## Text passage

I scored a 175 on the actual test.
The entire reason the LSAT is hard is the time pressure. I think that, given enough time, any 150s-scorer could arrive at the right answer to any LSAT question. I agree with ThisSpaceAvailable that the games section is very much a "can-you-follow-instructions-under-time-pressure" test, and my experience was like ioshva's in that my missed logical reasoning questions were due to lapses in focus while reading under time pressure rather than inability to grasp the logic.
I do not believe the process of studying for the LSAT inculcated any rationalist habits of mind in me. For me, because of my strengths and weaknesses, the process of studying for the LSAT was largely the process of learning how to complete contrived little puzzles that are isomorphic to sudoku. I suppose there might be some Lumosity-type minor positive effect on working memory, but I doubt the LSAT is much better for that than any other mentally engaging task. The research you cited in the OP just makes me want a control group of people playing Lumosity games. I can imagine that, for someone whose weakness was the logical reasoning section and who was missing lots of logical reasoning questions because of a deficit in understanding of the basic mechanics of logic, studying for the LSAT would be one way to correct that deficiency. But I suspect that ioshva is correct in that just learning logic directly would be a more effective way of achieving the same result.

## Task to complete
Quote the stretch of the LSAT text from "The entire reason" through "grasp the logic.".

[Source data]
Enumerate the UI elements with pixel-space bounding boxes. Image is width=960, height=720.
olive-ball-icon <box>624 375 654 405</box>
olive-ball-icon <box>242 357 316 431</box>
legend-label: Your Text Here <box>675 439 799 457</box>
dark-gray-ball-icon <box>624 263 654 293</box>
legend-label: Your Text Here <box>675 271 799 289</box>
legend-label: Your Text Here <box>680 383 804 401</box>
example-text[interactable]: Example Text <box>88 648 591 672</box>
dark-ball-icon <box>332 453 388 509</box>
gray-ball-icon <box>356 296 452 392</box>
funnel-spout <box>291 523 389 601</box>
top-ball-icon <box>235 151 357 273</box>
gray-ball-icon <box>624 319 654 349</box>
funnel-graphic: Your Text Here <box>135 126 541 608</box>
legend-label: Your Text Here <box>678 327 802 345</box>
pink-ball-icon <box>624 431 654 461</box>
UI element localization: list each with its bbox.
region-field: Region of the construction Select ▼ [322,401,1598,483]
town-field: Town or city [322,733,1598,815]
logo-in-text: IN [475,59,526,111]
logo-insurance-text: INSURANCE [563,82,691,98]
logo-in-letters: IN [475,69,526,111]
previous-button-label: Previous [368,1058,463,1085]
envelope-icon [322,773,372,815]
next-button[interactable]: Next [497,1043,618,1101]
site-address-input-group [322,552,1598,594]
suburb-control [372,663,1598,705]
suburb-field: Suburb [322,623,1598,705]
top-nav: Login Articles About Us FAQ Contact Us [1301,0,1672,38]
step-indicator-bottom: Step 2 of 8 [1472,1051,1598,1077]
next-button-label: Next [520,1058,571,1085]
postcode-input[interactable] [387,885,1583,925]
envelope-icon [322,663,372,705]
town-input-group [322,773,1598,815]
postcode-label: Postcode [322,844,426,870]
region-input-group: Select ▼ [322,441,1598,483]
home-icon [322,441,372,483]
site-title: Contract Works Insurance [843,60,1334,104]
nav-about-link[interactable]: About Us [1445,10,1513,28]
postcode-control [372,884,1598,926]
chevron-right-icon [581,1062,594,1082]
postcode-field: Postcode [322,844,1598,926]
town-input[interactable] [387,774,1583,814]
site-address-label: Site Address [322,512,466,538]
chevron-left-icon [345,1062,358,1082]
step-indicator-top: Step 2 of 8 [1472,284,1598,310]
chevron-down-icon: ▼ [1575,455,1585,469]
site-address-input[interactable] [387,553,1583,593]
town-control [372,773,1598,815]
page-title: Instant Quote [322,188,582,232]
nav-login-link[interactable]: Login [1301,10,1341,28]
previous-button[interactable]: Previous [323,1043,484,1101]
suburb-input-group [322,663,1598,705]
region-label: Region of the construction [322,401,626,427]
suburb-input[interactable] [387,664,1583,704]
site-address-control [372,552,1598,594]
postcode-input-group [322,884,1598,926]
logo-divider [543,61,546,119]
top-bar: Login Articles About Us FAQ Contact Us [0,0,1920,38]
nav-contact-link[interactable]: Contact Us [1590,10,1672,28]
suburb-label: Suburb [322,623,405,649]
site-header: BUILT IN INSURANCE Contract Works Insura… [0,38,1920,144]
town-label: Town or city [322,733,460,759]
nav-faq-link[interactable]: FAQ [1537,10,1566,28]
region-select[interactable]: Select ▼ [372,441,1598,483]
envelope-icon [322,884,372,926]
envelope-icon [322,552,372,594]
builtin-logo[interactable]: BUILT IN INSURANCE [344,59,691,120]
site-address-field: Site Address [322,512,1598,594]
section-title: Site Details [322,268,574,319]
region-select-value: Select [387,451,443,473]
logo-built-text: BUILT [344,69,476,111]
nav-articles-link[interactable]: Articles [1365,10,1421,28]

## Written reply
The entire reason the LSAT is hard is the time pressure. I think that, given enough time, any 150s-scorer could arrive at the right answer to any LSAT question. I agree with ThisSpaceAvailable that the games section is very much a "can-you-follow-instructions-under-time-pressure" test, and my experience was like ioshva's in that my missed logical reasoning questions were due to lapses in focus while reading under time pressure rather than inability to grasp the logic.